• _Brief 1_
Repeat the passage of the TiVo reset thread starting at "Hi everyone" and ending at "(Oct 22, 2006)".
• _Brief 2_
List every phrase in the TiVo reset thread that appears inside double quotation marks.
• _Brief 3_
Pick up the TiVo reset thread after its last post and write what comes next.

• _Page excerpt_
════════════════

# reset brings back factory settings?



## comet24 (Oct 24, 2006)

Hi everyone 

Q. If i perform a reset to the the tivo will it go back to the factory settings? i mean if have a tivo with software version 7.2 and i want to reset this tivo to factory settings can i do that with the reset fanction?

thanks in advance 

comet24.


----------



## Da Goon (Oct 22, 2006)

The only reset that will reset all settings to factory default is a "clear and delete everything." If you simply "restart the recorder" then all your settings will stay intact. With a "clear and delete" you will lose all you recordings as well.


----------



## comet24 (Oct 24, 2006)

thanks man


----------



## comet24 (Oct 24, 2006)

so if the tivo goes back to its defult basic software version .and then i hook it up to the phone line would it get upgraded directly to the 7.2 version or to other version first.

════════════════

• _Data rows_
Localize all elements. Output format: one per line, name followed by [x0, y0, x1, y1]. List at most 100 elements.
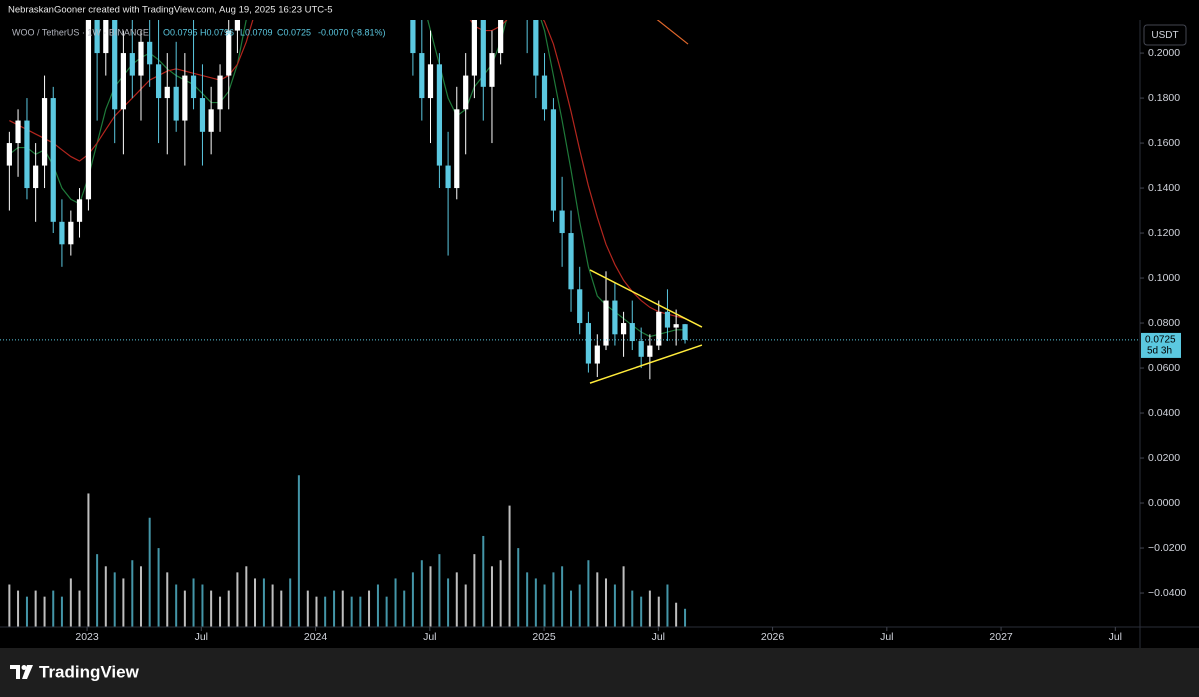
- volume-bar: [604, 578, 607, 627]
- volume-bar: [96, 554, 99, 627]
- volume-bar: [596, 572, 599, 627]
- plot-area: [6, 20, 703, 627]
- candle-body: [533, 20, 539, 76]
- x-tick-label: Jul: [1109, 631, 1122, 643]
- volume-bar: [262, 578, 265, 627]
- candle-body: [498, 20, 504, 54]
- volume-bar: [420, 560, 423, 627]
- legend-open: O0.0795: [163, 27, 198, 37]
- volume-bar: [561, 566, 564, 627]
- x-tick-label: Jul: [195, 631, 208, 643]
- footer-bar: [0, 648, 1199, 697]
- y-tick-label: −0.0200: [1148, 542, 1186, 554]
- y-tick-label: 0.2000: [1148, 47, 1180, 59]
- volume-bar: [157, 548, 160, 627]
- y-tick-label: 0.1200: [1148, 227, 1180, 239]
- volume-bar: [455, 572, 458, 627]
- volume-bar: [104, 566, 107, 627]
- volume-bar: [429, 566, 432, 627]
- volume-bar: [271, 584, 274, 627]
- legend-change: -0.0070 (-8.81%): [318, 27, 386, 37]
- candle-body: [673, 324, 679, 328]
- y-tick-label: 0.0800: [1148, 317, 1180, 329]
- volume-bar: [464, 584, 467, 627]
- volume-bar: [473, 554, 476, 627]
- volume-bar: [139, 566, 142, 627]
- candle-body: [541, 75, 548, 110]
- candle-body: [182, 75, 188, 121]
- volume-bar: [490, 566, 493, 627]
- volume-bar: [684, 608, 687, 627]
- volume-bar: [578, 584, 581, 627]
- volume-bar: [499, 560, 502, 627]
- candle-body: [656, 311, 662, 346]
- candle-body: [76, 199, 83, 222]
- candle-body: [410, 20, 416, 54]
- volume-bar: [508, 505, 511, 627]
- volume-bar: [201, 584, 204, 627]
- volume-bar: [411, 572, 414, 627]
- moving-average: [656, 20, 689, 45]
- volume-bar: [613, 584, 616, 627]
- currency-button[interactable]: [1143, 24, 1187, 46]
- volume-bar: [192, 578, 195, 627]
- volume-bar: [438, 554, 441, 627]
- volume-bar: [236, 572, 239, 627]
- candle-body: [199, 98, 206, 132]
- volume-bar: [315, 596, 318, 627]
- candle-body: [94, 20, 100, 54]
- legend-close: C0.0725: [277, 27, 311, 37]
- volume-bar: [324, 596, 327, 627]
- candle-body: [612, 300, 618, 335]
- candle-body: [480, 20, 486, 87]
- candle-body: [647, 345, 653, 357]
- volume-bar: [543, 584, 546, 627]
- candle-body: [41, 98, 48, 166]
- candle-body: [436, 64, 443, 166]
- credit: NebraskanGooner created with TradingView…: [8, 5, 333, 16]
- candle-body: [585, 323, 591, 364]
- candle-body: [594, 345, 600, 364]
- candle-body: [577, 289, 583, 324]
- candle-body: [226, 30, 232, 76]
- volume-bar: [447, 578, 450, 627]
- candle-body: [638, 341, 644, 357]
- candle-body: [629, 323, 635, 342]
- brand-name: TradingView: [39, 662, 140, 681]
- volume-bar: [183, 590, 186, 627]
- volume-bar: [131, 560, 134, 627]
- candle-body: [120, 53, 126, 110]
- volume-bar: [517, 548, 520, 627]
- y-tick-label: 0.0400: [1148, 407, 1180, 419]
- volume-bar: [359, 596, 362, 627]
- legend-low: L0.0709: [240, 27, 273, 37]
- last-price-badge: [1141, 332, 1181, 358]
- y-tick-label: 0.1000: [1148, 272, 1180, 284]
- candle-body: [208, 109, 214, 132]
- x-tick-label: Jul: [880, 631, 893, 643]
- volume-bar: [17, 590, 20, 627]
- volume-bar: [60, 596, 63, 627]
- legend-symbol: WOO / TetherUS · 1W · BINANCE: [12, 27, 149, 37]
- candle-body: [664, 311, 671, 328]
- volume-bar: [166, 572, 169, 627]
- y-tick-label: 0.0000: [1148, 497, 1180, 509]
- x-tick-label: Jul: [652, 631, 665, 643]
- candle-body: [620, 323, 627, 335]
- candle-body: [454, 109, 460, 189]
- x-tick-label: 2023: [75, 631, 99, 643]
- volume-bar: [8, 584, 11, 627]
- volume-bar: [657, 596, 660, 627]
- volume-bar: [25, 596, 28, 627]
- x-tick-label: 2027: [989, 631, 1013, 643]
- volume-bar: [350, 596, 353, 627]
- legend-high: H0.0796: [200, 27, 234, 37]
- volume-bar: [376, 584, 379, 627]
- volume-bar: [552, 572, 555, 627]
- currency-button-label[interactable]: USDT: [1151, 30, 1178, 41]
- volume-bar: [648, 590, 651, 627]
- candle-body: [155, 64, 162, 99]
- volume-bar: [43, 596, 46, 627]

════════════════

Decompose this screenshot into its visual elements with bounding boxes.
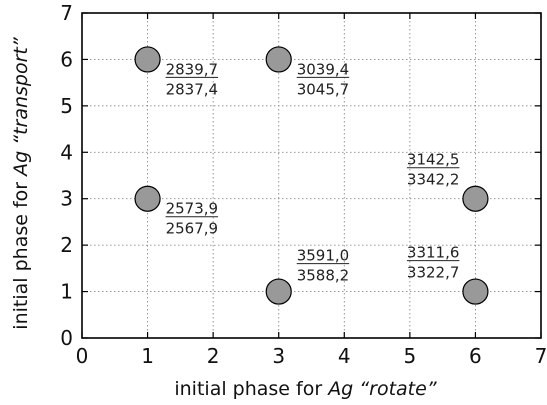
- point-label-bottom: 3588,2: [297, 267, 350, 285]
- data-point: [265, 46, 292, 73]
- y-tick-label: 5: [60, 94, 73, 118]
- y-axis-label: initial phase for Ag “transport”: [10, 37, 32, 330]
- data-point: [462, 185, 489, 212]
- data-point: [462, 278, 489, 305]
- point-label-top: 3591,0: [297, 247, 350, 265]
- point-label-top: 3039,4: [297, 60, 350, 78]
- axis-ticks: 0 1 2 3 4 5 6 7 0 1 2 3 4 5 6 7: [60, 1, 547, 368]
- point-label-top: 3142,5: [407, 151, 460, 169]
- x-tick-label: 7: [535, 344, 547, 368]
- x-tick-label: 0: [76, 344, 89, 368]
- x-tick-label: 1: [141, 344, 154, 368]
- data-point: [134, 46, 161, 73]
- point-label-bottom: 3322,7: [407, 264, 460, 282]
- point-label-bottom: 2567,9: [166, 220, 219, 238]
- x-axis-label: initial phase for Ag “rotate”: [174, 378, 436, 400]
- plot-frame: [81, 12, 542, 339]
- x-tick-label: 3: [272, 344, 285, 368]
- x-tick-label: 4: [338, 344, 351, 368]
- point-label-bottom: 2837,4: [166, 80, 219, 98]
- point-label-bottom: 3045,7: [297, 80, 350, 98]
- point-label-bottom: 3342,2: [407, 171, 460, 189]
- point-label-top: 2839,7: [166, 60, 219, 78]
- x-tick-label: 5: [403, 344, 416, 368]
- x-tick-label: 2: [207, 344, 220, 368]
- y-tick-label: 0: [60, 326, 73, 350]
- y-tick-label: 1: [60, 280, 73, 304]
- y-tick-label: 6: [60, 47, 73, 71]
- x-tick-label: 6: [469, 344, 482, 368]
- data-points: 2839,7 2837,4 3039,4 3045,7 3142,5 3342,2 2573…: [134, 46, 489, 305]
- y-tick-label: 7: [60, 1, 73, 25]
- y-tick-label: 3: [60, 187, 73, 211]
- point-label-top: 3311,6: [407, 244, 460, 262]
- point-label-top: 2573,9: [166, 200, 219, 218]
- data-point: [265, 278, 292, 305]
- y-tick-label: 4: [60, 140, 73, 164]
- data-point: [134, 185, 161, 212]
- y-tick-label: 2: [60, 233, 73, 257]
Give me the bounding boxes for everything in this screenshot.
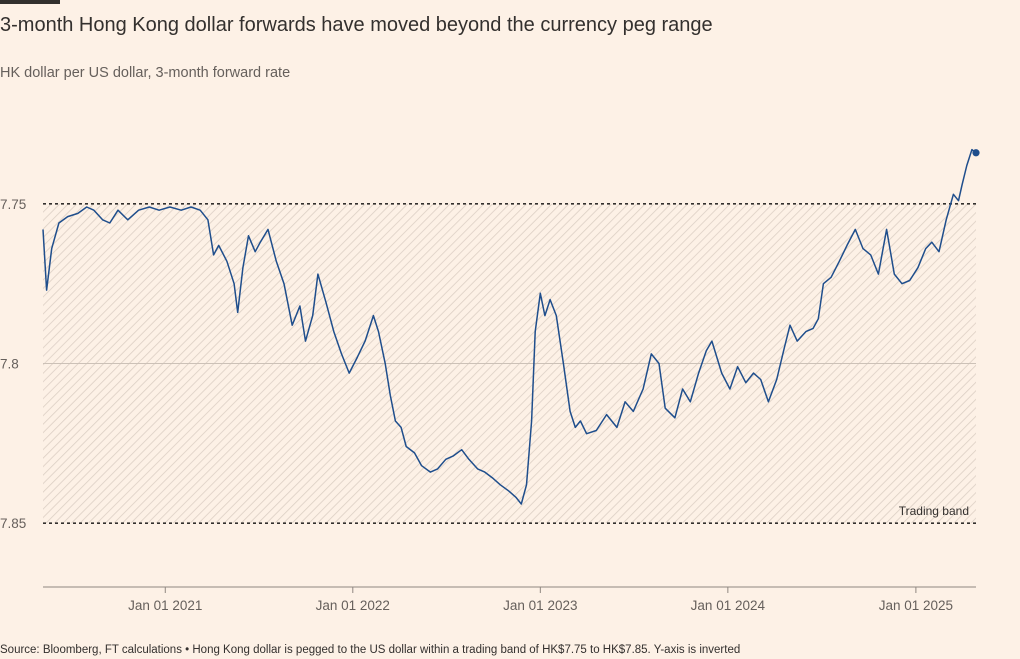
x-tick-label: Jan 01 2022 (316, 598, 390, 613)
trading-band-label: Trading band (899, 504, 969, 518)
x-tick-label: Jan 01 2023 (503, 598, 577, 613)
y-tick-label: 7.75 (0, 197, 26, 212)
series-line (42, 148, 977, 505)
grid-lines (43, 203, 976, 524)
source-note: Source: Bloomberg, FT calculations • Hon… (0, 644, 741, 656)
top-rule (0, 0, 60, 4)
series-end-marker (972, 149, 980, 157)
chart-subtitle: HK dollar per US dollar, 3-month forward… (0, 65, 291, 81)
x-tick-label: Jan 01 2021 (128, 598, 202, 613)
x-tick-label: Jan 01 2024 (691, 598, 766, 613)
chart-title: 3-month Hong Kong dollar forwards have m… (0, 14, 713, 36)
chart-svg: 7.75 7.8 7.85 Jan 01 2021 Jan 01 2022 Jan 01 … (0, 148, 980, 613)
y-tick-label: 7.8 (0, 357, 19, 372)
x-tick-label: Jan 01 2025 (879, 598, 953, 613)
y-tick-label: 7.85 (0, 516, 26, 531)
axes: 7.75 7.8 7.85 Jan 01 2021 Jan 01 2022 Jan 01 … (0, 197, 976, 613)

════════════════

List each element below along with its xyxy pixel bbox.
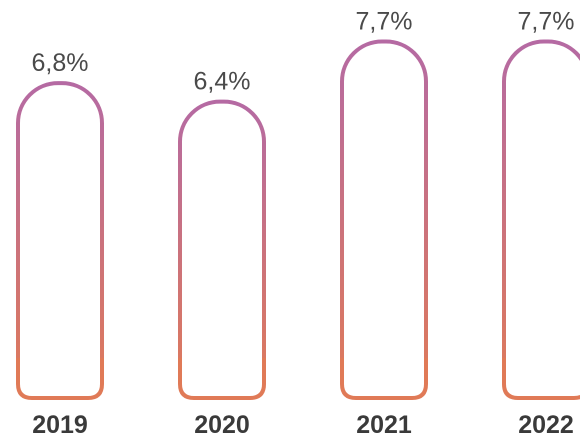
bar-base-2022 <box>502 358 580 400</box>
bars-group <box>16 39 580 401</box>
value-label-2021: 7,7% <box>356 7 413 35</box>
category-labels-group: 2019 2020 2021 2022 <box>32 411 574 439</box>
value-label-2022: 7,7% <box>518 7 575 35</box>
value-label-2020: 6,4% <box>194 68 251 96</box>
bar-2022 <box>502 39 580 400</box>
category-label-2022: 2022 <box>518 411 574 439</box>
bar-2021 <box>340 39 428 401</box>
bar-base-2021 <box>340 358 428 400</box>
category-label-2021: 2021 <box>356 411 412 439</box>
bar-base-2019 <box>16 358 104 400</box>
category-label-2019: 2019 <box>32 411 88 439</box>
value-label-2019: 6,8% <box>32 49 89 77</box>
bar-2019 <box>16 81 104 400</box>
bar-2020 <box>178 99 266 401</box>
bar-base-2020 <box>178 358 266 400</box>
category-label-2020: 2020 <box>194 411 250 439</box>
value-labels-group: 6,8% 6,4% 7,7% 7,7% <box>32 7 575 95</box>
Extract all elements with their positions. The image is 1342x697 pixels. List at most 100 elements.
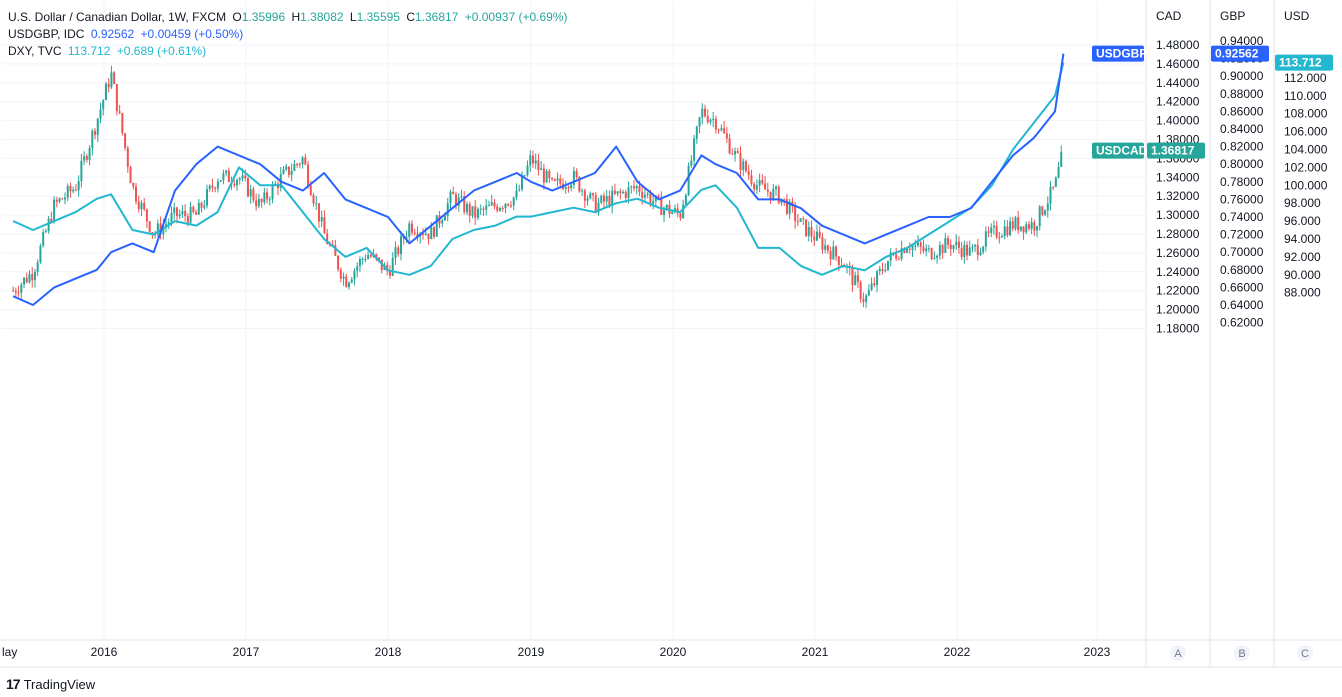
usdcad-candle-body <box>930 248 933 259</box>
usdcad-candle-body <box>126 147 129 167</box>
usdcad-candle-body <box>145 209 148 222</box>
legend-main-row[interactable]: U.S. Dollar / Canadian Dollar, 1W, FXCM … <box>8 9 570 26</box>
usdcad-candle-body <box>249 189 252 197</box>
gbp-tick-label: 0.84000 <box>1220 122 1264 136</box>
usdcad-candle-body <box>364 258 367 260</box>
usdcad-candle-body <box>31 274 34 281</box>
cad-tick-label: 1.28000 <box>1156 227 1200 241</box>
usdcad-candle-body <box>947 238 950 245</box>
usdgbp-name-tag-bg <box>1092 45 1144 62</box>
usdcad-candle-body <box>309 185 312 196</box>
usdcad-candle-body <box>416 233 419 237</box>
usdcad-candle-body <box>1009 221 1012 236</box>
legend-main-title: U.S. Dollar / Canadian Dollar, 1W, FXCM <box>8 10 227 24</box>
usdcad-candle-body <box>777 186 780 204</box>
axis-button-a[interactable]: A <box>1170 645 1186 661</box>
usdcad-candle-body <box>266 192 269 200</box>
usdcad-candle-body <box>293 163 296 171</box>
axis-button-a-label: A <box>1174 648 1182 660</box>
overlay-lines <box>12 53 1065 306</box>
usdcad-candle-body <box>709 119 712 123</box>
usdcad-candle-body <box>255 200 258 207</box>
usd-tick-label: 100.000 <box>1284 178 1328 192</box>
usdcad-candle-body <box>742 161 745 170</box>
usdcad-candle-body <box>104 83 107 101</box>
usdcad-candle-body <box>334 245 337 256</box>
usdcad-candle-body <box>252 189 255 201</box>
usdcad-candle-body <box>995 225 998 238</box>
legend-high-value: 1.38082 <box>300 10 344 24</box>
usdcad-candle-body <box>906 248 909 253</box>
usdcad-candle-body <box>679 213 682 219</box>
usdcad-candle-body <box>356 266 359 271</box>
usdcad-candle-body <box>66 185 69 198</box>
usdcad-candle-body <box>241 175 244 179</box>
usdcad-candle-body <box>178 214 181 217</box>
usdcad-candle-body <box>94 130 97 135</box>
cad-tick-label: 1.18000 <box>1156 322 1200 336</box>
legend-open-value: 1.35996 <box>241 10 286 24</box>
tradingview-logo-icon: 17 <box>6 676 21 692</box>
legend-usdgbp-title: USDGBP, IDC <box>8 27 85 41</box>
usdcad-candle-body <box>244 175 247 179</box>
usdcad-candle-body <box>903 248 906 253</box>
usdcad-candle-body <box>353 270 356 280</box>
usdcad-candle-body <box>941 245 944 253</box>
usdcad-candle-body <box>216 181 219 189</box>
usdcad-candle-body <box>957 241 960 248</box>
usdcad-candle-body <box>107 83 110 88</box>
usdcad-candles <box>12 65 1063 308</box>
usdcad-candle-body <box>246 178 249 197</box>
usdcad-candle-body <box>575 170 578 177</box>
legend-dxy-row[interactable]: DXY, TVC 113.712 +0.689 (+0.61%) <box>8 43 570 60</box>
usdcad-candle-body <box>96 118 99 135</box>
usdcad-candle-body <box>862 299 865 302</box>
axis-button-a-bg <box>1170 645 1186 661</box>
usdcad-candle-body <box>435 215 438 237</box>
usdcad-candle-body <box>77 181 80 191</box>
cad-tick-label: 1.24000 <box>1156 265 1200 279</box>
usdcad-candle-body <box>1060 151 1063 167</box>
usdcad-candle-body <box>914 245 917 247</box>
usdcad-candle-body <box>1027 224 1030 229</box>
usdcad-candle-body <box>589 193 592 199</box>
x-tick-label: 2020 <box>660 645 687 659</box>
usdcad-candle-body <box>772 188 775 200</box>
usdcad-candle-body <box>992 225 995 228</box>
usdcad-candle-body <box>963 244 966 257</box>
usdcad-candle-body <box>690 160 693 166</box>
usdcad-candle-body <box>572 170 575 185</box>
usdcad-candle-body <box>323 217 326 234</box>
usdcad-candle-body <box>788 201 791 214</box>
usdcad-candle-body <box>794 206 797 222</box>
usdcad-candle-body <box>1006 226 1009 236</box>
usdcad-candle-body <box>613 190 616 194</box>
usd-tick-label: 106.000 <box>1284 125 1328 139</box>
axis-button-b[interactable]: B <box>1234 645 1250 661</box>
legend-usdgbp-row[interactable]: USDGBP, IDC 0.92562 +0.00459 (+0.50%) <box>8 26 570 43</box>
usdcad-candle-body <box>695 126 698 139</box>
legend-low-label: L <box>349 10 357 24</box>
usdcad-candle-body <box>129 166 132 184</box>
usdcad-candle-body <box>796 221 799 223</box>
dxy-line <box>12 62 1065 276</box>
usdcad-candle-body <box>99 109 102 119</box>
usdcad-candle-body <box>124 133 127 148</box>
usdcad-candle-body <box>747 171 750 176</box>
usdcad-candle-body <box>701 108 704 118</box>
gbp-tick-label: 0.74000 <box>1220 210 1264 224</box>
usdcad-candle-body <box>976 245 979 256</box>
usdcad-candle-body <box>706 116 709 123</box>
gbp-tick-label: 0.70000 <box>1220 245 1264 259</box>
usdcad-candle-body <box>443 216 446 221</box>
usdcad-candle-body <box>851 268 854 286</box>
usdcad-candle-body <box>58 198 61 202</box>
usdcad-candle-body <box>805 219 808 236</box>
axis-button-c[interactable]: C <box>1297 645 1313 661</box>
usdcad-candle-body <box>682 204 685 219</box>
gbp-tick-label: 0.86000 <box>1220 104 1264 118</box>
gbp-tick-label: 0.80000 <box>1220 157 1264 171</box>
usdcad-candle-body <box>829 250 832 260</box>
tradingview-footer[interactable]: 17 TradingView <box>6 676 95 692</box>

════════════════

• _Task answer 1_
Hi everyone 

Q. If i perform a reset to the the tivo will it go back to the factory settings? i mean if have a tivo with software version 7.2 and i want to reset this tivo to factory settings can i do that with the reset fanction?

thanks in advance 

comet24.


----------



## Da Goon (Oct 22, 2006)

• _Task answer 2_
"clear and delete everything"
"restart the recorder"
"clear and delete"

• _Task answer 3_
----------



## ttodd1 (Nov 6, 2003)

A reset won't reverse the software version.


----------



## comet24 (Oct 24, 2006)

Is There A Way To Reset Software Also ? A Code Maybe? With Out Alot Of Hucking?


----------



## cheer (Nov 13, 2005)

comet24 said:


> Is There A Way To Reset Software Also ? A Code Maybe? With Out Alot Of Hucking?


No, because upgrades make changes to the MFS database that cannot be undone.

The only choice would be to buy a version of InstantCake (or get a software image elsewhere) for the old version, pull the drive, cable it up to your PC, and wipe it. You'd lose everything, of course.

Why do you want to downgrade? The old software, in many cases, won't even get guide data anymore.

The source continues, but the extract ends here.